Reproduce the records below in their entirety, character for character.

>>

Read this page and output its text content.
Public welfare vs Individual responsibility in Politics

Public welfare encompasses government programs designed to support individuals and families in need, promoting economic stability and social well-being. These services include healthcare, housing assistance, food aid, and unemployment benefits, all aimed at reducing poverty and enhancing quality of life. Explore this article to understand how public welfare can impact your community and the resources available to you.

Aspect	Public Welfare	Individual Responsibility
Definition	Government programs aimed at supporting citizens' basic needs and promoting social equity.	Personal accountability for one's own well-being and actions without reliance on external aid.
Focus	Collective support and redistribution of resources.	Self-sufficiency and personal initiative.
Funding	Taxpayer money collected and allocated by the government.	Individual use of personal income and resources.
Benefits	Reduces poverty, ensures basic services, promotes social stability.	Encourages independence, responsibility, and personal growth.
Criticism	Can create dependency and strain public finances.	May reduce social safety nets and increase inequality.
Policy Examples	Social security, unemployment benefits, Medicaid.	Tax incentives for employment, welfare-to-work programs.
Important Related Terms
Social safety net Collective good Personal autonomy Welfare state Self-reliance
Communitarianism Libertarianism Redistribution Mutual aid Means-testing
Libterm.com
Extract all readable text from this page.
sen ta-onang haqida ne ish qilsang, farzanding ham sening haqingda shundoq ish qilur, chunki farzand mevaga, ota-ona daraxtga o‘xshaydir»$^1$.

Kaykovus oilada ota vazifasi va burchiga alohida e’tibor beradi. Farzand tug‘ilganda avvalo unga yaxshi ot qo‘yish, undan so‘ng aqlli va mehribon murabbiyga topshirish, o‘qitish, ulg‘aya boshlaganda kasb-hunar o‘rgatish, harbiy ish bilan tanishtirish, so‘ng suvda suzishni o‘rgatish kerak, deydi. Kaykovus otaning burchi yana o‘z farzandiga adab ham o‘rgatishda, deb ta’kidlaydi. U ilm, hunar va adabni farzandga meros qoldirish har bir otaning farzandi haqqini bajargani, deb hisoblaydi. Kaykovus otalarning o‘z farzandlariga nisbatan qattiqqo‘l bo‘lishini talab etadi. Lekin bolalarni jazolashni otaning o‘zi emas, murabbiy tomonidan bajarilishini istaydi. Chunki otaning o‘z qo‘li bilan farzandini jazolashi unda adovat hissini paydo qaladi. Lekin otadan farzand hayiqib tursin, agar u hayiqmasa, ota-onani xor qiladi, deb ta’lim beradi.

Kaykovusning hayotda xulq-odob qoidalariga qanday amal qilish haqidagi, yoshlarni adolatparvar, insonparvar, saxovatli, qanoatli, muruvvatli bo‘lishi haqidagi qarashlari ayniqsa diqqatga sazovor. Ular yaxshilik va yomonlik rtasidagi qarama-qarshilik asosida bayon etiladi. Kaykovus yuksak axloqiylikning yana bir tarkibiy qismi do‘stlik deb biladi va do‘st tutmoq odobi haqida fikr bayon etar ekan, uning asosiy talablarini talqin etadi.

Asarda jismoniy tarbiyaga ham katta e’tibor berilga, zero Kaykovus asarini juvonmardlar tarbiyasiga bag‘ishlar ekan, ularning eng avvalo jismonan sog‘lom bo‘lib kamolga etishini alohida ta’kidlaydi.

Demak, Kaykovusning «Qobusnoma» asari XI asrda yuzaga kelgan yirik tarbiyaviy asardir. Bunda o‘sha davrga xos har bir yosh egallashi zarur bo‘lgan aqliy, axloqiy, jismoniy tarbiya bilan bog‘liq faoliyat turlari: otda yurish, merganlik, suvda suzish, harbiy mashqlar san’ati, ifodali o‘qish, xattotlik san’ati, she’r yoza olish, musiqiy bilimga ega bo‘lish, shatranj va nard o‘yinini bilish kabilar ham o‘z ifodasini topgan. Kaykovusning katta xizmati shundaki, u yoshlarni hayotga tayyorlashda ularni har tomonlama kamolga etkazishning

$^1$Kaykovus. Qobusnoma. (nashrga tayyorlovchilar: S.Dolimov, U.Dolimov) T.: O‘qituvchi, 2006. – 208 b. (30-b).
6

<<

### [Answer in full]
Read this page and output its text content.
Public welfare vs Individual responsibility in Politics

Public welfare encompasses government programs designed to support individuals and families in need, promoting economic stability and social well-being. These services include healthcare, housing assistance, food aid, and unemployment benefits, all aimed at reducing poverty and enhancing quality of life. Explore this article to understand how public welfare can impact your community and the resources available to you.

Aspect	Public Welfare	Individual Responsibility
Definition	Government programs aimed at supporting citizens' basic needs and promoting social equity.	Personal accountability for one's own well-being and actions without reliance on external aid.
Focus	Collective support and redistribution of resources.	Self-sufficiency and personal initiative.
Funding	Taxpayer money collected and allocated by the government.	Individual use of personal income and resources.
Benefits	Reduces poverty, ensures basic services, promotes social stability.	Encourages independence, responsibility, and personal growth.
Criticism	Can create dependency and strain public finances.	May reduce social safety nets and increase inequality.
Policy Examples	Social security, unemployment benefits, Medicaid.	Tax incentives for employment, welfare-to-work programs.
Important Related Terms
Social safety net Collective good Personal autonomy Welfare state Self-reliance
Communitarianism Libertarianism Redistribution Mutual aid Means-testing
Libterm.com
Extract all readable text from this page.
sen ta-onang haqida ne ish qilsang, farzanding ham sening haqingda shundoq ish qilur, chunki farzand mevaga, ota-ona daraxtga o‘xshaydir»$^1$.

Kaykovus oilada ota vazifasi va burchiga alohida e’tibor beradi. Farzand tug‘ilganda avvalo unga yaxshi ot qo‘yish, undan so‘ng aqlli va mehribon murabbiyga topshirish, o‘qitish, ulg‘aya boshlaganda kasb-hunar o‘rgatish, harbiy ish bilan tanishtirish, so‘ng suvda suzishni o‘rgatish kerak, deydi. Kaykovus otaning burchi yana o‘z farzandiga adab ham o‘rgatishda, deb ta’kidlaydi. U ilm, hunar va adabni farzandga meros qoldirish har bir otaning farzandi haqqini bajargani, deb hisoblaydi. Kaykovus otalarning o‘z farzandlariga nisbatan qattiqqo‘l bo‘lishini talab etadi. Lekin bolalarni jazolashni otaning o‘zi emas, murabbiy tomonidan bajarilishini istaydi. Chunki otaning o‘z qo‘li bilan farzandini jazolashi unda adovat hissini paydo qaladi. Lekin otadan farzand hayiqib tursin, agar u hayiqmasa, ota-onani xor qiladi, deb ta’lim beradi.

Kaykovusning hayotda xulq-odob qoidalariga qanday amal qilish haqidagi, yoshlarni adolatparvar, insonparvar, saxovatli, qanoatli, muruvvatli bo‘lishi haqidagi qarashlari ayniqsa diqqatga sazovor. Ular yaxshilik va yomonlik rtasidagi qarama-qarshilik asosida bayon etiladi. Kaykovus yuksak axloqiylikning yana bir tarkibiy qismi do‘stlik deb biladi va do‘st tutmoq odobi haqida fikr bayon etar ekan, uning asosiy talablarini talqin etadi.

Asarda jismoniy tarbiyaga ham katta e’tibor berilga, zero Kaykovus asarini juvonmardlar tarbiyasiga bag‘ishlar ekan, ularning eng avvalo jismonan sog‘lom bo‘lib kamolga etishini alohida ta’kidlaydi.

Demak, Kaykovusning «Qobusnoma» asari XI asrda yuzaga kelgan yirik tarbiyaviy asardir. Bunda o‘sha davrga xos har bir yosh egallashi zarur bo‘lgan aqliy, axloqiy, jismoniy tarbiya bilan bog‘liq faoliyat turlari: otda yurish, merganlik, suvda suzish, harbiy mashqlar san’ati, ifodali o‘qish, xattotlik san’ati, she’r yoza olish, musiqiy bilimga ega bo‘lish, shatranj va nard o‘yinini bilish kabilar ham o‘z ifodasini topgan. Kaykovusning katta xizmati shundaki, u yoshlarni hayotga tayyorlashda ularni har tomonlama kamolga etkazishning

$^1$Kaykovus. Qobusnoma. (nashrga tayyorlovchilar: S.Dolimov, U.Dolimov) T.: O‘qituvchi, 2006. – 208 b. (30-b).
6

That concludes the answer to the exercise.